A brief introduction to exoplanets

Since the discovery of the first exoplanet, a little more than two decades ago, thousands of planets have been found orbiting stars beyond our Solar System. Many of these newfound planets are very different to those that orbit our Sun and even the architecture of exoplanetary systems bears little resemblance to our own. As time has passed, a surprising amount of detail has been determined for some of these distant worlds. What is even more remarkable is how rapidly the field of exoplanetary research has grown in a relatively short period of time.

Planets beyond our Solar System – the first hints and discoveries

 
Artist's impression of 51 Pegasi b.
Credit: ESO/M. Kornmesser/Nick Risinger (skysurvey.org)

The first exoplanets discovered, and confirmed at the time, were two planets orbiting a pulsar – a dead star that emits beams of electromagnetic radiation. The discovery was made in 1992 by Aleksander Wolszczan and Dale Frail, working at the Arecibo Observatory in Puerto Rico and the National Radio Astronomy Observatory in New Mexico, USA. They detected the tell-tale subtle changes to the timing of the pulsar's pulsed emission that indicated the presence of the planets.

◆ ◆ ◆

STATED GOAL 1 ::
Identify each line in the rows below that contains the string "客服中心", and copy those lines out. Case counts.

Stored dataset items
◆ ◆ ◆

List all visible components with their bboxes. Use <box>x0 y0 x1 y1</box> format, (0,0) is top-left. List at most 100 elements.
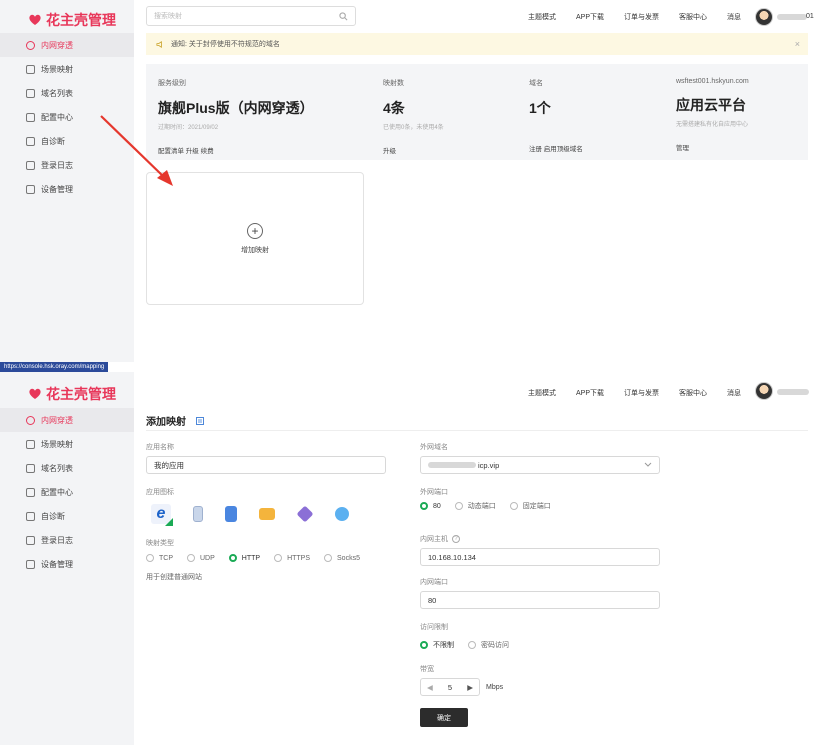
code-icon[interactable] <box>259 508 275 520</box>
radio-udp[interactable]: UDP <box>187 554 215 562</box>
sidebar-nav: 内网穿透 场景映射 域名列表 配置中心 自诊断 登录日志 设备管理 <box>0 408 134 576</box>
sidebar-item-domains[interactable]: 域名列表 <box>0 81 134 105</box>
ext-domain-select[interactable]: icp.vip <box>420 456 660 474</box>
stats-panel: 服务级别 旗舰Plus版（内网穿透） 过期时间：2021/09/02 配置清单 … <box>146 64 808 160</box>
sidebar-item-devices[interactable]: 设备管理 <box>0 552 134 576</box>
ext-port-label: 外网端口 <box>420 489 448 496</box>
nav-app-download[interactable]: APP下载 <box>576 388 604 398</box>
document-icon[interactable] <box>225 506 237 522</box>
protocol-radio-group: TCP UDP HTTP HTTPS Socks5 <box>146 554 360 562</box>
arrow-annotation <box>100 115 173 186</box>
search-input[interactable]: 搜索映射 <box>146 6 356 26</box>
sidebar-item-scene[interactable]: 场景映射 <box>0 57 134 81</box>
avatar[interactable] <box>755 8 773 26</box>
decrement-icon[interactable]: ◀ <box>427 683 433 692</box>
sidebar-item-domains[interactable]: 域名列表 <box>0 456 134 480</box>
username-blur <box>777 389 809 395</box>
stat-service-level: 服务级别 旗舰Plus版（内网穿透） 过期时间：2021/09/02 配置清单 … <box>158 80 314 155</box>
stat-links[interactable]: 升级 <box>383 145 444 155</box>
app-name-input[interactable]: 我的应用 <box>146 456 386 474</box>
add-mapping-label: 增加映射 <box>241 246 269 254</box>
log-icon <box>26 160 35 170</box>
speaker-icon <box>156 40 162 48</box>
chevron-down-icon <box>644 462 652 467</box>
sidebar-item-login-log[interactable]: 登录日志 <box>0 528 134 552</box>
log-icon <box>26 535 35 545</box>
nav-orders[interactable]: 订单与发票 <box>624 12 659 22</box>
nodes-icon <box>26 64 35 74</box>
top-nav: 主题模式 APP下载 订单与发票 客服中心 消息 <box>508 388 741 398</box>
nav-support[interactable]: 客服中心 <box>679 12 707 22</box>
nav-theme[interactable]: 主题模式 <box>528 388 556 398</box>
int-host-input[interactable]: 10.168.10.134 <box>420 548 660 566</box>
globe-icon <box>26 40 35 50</box>
nav-messages[interactable]: 消息 <box>727 388 741 398</box>
radio-https[interactable]: HTTPS <box>274 554 310 562</box>
list-icon <box>26 463 35 473</box>
sidebar-item-diagnose[interactable]: 自诊断 <box>0 504 134 528</box>
ie-icon[interactable]: e <box>151 504 173 526</box>
layers-icon[interactable] <box>296 505 314 523</box>
close-icon[interactable]: × <box>795 39 800 49</box>
plus-icon: + <box>247 222 263 239</box>
domain-prefix-blur <box>428 462 476 468</box>
stat-domains: 域名 1个 注册 启用顶级域名 <box>529 80 583 153</box>
help-icon[interactable]: ? <box>452 535 460 543</box>
sidebar-item-intranet[interactable]: 内网穿透 <box>0 33 134 57</box>
phone-icon[interactable] <box>193 506 203 522</box>
radio-dynamic-port[interactable]: 动态端口 <box>454 501 496 511</box>
access-radio-group: 不限制 密码访问 <box>420 640 509 650</box>
radio-password-access[interactable]: 密码访问 <box>468 640 509 650</box>
sidebar-item-scene[interactable]: 场景映射 <box>0 432 134 456</box>
form-divider <box>146 430 808 431</box>
notice-text[interactable]: 通知: 关于封停使用不符规范的域名 <box>171 39 280 49</box>
stat-mapping-count: 映射数 4条 已使用0条，未使用4条 升级 <box>383 80 444 155</box>
radio-port-80[interactable]: 80 <box>420 502 441 510</box>
radio-socks5[interactable]: Socks5 <box>324 554 360 562</box>
doc-icon[interactable] <box>196 416 204 425</box>
bandwidth-label: 带宽 <box>420 666 434 673</box>
brand-logo[interactable]: 花主壳管理 <box>28 10 116 30</box>
increment-icon[interactable]: ▶ <box>467 683 473 692</box>
brand-logo[interactable]: 花主壳管理 <box>28 384 116 404</box>
stat-links[interactable]: 注册 启用顶级域名 <box>529 143 583 153</box>
radio-fixed-port[interactable]: 固定端口 <box>509 501 551 511</box>
list-icon <box>26 88 35 98</box>
add-mapping-card[interactable]: + 增加映射 <box>146 172 364 305</box>
brand-name: 花主壳管理 <box>46 386 116 402</box>
app-name-label: 应用名称 <box>146 444 174 451</box>
sidebar-item-config[interactable]: 配置中心 <box>0 480 134 504</box>
stat-links[interactable]: 管理 <box>676 142 749 152</box>
globe-icon <box>26 415 35 425</box>
protocol-label: 映射类型 <box>146 540 174 547</box>
radio-http[interactable]: HTTP <box>228 554 260 562</box>
bandwidth-stepper[interactable]: ◀ 5 ▶ <box>420 678 480 696</box>
nav-theme[interactable]: 主题模式 <box>528 12 556 22</box>
avatar[interactable] <box>755 382 773 400</box>
username-suffix: 01 <box>806 13 814 20</box>
form-title: 添加映射 <box>146 413 204 428</box>
nav-support[interactable]: 客服中心 <box>679 388 707 398</box>
submit-button[interactable]: 确定 <box>420 708 468 727</box>
camera-icon[interactable] <box>335 507 349 521</box>
access-label: 访问限制 <box>420 624 448 631</box>
stat-links[interactable]: 配置清单 升级 续费 <box>158 145 314 155</box>
radio-tcp[interactable]: TCP <box>146 554 173 562</box>
sidebar-bottom: 花主壳管理 内网穿透 场景映射 域名列表 配置中心 自诊断 登录日志 设备管理 <box>0 372 134 745</box>
nav-app-download[interactable]: APP下载 <box>576 12 604 22</box>
sidebar-item-intranet[interactable]: 内网穿透 <box>0 408 134 432</box>
logo-icon <box>29 388 41 399</box>
app-icon-picker: e <box>151 504 349 526</box>
nav-orders[interactable]: 订单与发票 <box>624 388 659 398</box>
int-port-input[interactable]: 80 <box>420 591 660 609</box>
notice-bar: 通知: 关于封停使用不符规范的域名 × <box>146 33 808 55</box>
stat-app-platform: wsftest001.hskyun.com 应用云平台 无需搭建私有化自应用中心… <box>676 78 749 152</box>
top-nav: 主题模式 APP下载 订单与发票 客服中心 消息 <box>508 12 741 22</box>
grid-icon <box>26 112 35 122</box>
radio-unlimited[interactable]: 不限制 <box>420 640 454 650</box>
status-url: https://console.hsk.oray.com/mapping <box>0 362 109 372</box>
int-host-label: 内网主机 ? <box>420 534 460 544</box>
search-icon[interactable] <box>339 11 348 21</box>
nav-messages[interactable]: 消息 <box>727 12 741 22</box>
app-icon-label: 应用图标 <box>146 489 174 496</box>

◆ ◆ ◆

STATED GOAL 2 ::
Print the exoplanet introduction above again, in full and word for word.

TASK SOLUTION 1 ::
top-nav: 主题模式 APP下载 订单与发票 客服中心 消息 <box>508 388 741 398</box>
nav-support[interactable]: 客服中心 <box>679 12 707 22</box>
nav-support[interactable]: 客服中心 <box>679 388 707 398</box>
top-nav: 主题模式 APP下载 订单与发票 客服中心 消息 <box>508 12 741 22</box>

TASK SOLUTION 2 ::
A brief introduction to exoplanets

Since the discovery of the first exoplanet, a little more than two decades ago, thousands of planets have been found orbiting stars beyond our Solar System. Many of these newfound planets are very different to those that orbit our Sun and even the architecture of exoplanetary systems bears little resemblance to our own. As time has passed, a surprising amount of detail has been determined for some of these distant worlds. What is even more remarkable is how rapidly the field of exoplanetary research has grown in a relatively short period of time.

Planets beyond our Solar System – the first hints and discoveries

 
Artist's impression of 51 Pegasi b.
Credit: ESO/M. Kornmesser/Nick Risinger (skysurvey.org)

The first exoplanets discovered, and confirmed at the time, were two planets orbiting a pulsar – a dead star that emits beams of electromagnetic radiation. The discovery was made in 1992 by Aleksander Wolszczan and Dale Frail, working at the Arecibo Observatory in Puerto Rico and the National Radio Astronomy Observatory in New Mexico, USA. They detected the tell-tale subtle changes to the timing of the pulsar's pulsed emission that indicated the presence of the planets.